PROBLEM DETAILS -> Return each line of the material verbatim.

LISTING ->

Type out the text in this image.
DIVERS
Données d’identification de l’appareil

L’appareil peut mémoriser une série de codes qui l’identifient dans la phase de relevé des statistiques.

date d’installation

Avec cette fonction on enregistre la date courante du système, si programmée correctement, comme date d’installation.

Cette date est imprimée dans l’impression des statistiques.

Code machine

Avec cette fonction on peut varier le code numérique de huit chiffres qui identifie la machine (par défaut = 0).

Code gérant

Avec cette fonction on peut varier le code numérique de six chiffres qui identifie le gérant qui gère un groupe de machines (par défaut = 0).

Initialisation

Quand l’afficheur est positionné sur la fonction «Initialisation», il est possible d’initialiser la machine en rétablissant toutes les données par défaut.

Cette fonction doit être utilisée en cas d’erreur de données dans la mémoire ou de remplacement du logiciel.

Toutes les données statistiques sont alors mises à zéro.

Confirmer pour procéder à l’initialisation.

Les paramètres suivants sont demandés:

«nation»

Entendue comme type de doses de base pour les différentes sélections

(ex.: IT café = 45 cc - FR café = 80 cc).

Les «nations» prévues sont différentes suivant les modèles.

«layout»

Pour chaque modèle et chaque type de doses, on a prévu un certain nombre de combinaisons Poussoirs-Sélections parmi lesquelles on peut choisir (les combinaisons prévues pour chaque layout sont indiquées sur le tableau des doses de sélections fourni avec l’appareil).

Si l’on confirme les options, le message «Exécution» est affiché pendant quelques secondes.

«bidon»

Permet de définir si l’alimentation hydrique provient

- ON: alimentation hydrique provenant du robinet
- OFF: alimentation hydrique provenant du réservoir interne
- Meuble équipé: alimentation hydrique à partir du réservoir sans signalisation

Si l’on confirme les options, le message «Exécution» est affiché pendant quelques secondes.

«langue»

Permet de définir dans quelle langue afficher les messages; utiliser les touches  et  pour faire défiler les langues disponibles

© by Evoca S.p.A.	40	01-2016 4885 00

EXERCISE RESPONSE ->
Type out the text in this image.
DIVERS
Données d’identification de l’appareil

L’appareil peut mémoriser une série de codes qui l’identifient dans la phase de relevé des statistiques.

date d’installation

Avec cette fonction on enregistre la date courante du système, si programmée correctement, comme date d’installation.

Cette date est imprimée dans l’impression des statistiques.

Code machine

Avec cette fonction on peut varier le code numérique de huit chiffres qui identifie la machine (par défaut = 0).

Code gérant

Avec cette fonction on peut varier le code numérique de six chiffres qui identifie le gérant qui gère un groupe de machines (par défaut = 0).

Initialisation

Quand l’afficheur est positionné sur la fonction «Initialisation», il est possible d’initialiser la machine en rétablissant toutes les données par défaut.

Cette fonction doit être utilisée en cas d’erreur de données dans la mémoire ou de remplacement du logiciel.

Toutes les données statistiques sont alors mises à zéro.

Confirmer pour procéder à l’initialisation.

Les paramètres suivants sont demandés:

«nation»

Entendue comme type de doses de base pour les différentes sélections

(ex.: IT café = 45 cc - FR café = 80 cc).

Les «nations» prévues sont différentes suivant les modèles.

«layout»

Pour chaque modèle et chaque type de doses, on a prévu un certain nombre de combinaisons Poussoirs-Sélections parmi lesquelles on peut choisir (les combinaisons prévues pour chaque layout sont indiquées sur le tableau des doses de sélections fourni avec l’appareil).

Si l’on confirme les options, le message «Exécution» est affiché pendant quelques secondes.

«bidon»

Permet de définir si l’alimentation hydrique provient

- ON: alimentation hydrique provenant du robinet
- OFF: alimentation hydrique provenant du réservoir interne
- Meuble équipé: alimentation hydrique à partir du réservoir sans signalisation

Si l’on confirme les options, le message «Exécution» est affiché pendant quelques secondes.

«langue»

Permet de définir dans quelle langue afficher les messages; utiliser les touches  et  pour faire défiler les langues disponibles

© by Evoca S.p.A.	40	01-2016 4885 00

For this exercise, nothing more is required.